#### Exercise data ####
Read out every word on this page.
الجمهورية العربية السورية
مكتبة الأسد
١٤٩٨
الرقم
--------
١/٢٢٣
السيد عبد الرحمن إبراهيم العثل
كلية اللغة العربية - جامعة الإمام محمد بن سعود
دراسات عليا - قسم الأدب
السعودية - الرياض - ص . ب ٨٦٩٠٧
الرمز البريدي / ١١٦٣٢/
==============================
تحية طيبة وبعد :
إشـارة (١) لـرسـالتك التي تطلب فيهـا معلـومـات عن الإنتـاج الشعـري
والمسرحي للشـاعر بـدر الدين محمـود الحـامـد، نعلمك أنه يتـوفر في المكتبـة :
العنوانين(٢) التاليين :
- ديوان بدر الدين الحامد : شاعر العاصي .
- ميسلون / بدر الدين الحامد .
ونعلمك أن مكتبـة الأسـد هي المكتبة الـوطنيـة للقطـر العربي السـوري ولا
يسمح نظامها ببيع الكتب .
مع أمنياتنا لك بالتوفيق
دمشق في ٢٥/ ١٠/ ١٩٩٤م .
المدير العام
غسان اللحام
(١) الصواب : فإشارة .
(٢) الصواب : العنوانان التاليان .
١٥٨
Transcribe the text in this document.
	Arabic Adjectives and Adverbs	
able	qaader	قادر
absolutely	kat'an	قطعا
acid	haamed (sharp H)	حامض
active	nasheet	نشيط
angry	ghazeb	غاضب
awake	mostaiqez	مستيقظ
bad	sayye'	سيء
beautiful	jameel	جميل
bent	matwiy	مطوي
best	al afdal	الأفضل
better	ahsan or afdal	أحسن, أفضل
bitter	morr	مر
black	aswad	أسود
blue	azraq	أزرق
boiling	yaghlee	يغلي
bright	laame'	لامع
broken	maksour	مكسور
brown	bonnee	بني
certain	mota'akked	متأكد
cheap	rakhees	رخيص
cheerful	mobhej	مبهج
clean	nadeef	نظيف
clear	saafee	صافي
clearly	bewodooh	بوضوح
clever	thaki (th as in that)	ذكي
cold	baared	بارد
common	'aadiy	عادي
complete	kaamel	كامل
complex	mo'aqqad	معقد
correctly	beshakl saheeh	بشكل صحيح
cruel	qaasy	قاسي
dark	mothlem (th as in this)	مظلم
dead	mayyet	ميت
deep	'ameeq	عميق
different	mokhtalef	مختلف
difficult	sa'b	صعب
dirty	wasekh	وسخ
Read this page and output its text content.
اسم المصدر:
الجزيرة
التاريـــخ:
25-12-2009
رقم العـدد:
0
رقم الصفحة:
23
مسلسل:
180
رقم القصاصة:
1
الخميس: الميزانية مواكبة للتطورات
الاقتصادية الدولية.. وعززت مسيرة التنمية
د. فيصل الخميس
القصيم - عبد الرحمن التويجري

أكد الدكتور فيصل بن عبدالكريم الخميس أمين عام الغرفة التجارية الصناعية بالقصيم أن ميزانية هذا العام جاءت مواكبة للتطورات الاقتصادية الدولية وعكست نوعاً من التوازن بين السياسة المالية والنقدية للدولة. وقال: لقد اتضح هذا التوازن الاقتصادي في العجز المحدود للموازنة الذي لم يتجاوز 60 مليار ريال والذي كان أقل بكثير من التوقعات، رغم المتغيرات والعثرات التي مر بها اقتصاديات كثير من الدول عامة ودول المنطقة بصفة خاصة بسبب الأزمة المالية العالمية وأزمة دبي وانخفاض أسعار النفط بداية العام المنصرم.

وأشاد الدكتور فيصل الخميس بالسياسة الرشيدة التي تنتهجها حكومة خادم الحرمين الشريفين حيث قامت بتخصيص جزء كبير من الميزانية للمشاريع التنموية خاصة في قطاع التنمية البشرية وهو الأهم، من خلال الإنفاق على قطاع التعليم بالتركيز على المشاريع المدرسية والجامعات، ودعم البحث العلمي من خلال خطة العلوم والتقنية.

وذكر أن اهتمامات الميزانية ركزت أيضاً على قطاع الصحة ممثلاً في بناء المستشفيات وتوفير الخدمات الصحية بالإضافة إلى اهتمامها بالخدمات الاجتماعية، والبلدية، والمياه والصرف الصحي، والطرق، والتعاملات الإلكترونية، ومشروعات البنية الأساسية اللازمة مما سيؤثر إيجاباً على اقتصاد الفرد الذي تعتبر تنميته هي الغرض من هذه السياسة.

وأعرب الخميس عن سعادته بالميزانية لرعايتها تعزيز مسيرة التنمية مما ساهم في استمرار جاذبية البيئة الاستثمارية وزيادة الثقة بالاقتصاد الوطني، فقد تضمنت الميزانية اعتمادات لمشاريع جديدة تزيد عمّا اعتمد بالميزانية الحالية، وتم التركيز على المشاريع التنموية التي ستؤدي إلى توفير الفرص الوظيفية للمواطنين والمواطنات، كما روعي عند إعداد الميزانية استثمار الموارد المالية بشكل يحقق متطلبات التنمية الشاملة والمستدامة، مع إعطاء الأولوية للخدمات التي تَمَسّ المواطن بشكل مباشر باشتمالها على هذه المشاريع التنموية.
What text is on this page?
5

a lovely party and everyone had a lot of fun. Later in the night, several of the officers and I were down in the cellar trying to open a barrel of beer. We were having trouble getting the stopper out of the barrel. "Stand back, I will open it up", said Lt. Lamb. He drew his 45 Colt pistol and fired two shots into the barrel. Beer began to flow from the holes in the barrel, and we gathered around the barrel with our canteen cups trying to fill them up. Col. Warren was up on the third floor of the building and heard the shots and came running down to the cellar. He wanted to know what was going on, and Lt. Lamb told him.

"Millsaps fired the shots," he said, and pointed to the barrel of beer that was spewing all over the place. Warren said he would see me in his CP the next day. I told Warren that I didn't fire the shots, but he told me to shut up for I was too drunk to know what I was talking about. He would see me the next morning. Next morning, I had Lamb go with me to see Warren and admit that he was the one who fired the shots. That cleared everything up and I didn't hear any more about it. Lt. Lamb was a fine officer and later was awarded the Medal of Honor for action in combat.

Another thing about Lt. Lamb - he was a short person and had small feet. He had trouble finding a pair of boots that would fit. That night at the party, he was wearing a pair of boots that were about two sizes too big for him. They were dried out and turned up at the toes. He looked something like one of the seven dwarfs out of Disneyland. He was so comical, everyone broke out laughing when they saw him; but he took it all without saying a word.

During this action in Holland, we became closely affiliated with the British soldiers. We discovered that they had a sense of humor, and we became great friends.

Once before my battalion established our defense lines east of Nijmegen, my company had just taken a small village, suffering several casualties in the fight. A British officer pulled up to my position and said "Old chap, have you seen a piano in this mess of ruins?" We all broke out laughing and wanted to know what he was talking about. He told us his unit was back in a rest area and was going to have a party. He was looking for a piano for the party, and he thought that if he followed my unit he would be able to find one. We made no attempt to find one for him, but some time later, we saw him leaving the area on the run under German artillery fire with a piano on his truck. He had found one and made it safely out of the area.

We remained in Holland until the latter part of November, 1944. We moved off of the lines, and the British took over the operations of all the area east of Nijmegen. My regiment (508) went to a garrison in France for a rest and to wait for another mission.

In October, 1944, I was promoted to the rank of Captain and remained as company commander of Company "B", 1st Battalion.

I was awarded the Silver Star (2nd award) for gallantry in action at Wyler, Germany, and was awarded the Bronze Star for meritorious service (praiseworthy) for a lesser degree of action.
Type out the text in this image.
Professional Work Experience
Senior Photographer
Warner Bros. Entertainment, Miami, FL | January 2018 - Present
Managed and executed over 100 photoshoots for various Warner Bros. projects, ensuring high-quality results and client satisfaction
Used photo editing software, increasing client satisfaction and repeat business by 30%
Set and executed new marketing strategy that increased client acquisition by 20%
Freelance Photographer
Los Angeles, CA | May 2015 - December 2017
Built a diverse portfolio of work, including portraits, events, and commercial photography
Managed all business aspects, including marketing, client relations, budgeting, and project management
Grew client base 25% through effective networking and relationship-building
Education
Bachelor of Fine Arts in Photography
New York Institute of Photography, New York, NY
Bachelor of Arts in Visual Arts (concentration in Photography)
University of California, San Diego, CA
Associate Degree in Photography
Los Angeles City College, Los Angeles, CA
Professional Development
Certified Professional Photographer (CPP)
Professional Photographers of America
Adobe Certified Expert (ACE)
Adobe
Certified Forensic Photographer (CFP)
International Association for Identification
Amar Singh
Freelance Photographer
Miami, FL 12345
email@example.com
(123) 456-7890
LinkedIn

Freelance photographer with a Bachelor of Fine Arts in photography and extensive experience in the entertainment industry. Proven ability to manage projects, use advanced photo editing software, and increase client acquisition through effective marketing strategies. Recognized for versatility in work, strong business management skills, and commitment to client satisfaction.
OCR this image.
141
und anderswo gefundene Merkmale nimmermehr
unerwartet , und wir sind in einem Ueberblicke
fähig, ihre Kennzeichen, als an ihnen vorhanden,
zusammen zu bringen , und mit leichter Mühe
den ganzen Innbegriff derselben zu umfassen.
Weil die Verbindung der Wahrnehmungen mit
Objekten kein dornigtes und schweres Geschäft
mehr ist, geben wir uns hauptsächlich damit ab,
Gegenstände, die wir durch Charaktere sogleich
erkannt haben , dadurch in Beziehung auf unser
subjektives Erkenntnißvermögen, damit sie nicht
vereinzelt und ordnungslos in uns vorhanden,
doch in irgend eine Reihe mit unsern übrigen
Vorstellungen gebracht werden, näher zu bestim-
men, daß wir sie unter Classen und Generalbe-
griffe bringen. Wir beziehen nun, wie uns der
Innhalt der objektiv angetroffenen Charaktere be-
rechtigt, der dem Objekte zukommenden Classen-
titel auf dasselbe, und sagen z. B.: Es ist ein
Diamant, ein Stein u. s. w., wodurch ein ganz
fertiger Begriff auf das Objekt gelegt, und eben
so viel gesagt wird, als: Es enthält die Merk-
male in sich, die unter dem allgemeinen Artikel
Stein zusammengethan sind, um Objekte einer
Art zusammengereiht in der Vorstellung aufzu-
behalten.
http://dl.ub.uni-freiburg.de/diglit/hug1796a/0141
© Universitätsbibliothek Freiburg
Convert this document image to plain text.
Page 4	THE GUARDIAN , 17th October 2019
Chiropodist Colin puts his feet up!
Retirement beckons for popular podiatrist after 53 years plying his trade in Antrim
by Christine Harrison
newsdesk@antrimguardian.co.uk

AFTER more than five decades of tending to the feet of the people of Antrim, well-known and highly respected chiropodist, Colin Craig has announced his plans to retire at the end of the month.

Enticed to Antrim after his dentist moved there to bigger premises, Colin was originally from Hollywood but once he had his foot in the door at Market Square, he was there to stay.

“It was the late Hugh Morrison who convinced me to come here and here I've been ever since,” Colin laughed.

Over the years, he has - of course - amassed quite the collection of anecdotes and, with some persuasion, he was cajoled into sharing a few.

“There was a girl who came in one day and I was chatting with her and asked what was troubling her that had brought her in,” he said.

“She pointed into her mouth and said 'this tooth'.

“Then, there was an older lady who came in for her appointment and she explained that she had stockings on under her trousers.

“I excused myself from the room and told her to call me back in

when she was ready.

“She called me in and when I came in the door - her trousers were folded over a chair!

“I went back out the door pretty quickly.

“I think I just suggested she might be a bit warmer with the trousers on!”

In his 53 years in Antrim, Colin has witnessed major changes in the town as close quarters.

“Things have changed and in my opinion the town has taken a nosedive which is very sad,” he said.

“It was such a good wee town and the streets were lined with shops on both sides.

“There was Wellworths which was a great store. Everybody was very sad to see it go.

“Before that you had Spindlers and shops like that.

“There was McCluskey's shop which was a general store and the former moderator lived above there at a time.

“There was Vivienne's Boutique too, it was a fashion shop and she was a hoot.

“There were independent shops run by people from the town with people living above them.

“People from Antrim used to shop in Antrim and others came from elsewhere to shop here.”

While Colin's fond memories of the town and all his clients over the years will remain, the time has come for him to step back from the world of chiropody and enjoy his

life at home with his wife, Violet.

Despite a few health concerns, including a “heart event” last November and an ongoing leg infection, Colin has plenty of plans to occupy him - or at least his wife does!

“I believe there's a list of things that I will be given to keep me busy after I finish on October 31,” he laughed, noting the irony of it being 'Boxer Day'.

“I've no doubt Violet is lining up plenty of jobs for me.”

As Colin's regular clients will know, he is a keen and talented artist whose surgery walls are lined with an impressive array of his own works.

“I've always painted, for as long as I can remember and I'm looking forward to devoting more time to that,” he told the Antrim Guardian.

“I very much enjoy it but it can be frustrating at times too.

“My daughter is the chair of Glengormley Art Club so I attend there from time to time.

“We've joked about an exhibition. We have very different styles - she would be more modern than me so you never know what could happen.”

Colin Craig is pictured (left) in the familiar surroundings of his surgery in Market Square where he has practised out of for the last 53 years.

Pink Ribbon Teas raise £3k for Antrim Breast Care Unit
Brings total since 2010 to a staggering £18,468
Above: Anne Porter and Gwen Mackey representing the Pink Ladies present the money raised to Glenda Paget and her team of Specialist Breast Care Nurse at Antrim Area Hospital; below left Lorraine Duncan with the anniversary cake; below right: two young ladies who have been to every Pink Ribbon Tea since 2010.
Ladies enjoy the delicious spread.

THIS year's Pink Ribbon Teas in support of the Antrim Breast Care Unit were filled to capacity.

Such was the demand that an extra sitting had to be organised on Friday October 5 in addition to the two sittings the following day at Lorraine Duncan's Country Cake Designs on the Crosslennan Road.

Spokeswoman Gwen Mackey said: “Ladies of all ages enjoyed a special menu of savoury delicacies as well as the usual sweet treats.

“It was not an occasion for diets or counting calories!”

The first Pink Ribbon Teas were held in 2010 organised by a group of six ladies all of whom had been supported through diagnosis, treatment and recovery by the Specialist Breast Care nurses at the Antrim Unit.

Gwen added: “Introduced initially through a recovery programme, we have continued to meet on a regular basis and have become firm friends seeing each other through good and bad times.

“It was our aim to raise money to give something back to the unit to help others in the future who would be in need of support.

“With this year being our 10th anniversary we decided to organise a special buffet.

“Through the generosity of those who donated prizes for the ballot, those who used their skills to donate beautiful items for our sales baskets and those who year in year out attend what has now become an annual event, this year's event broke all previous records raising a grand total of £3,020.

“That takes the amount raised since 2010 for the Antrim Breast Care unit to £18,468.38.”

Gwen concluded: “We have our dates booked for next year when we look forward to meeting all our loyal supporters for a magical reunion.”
####
Problem statement:
How many of the lines above include the word "left"? Respond with the number alone.

Answer to the task:
2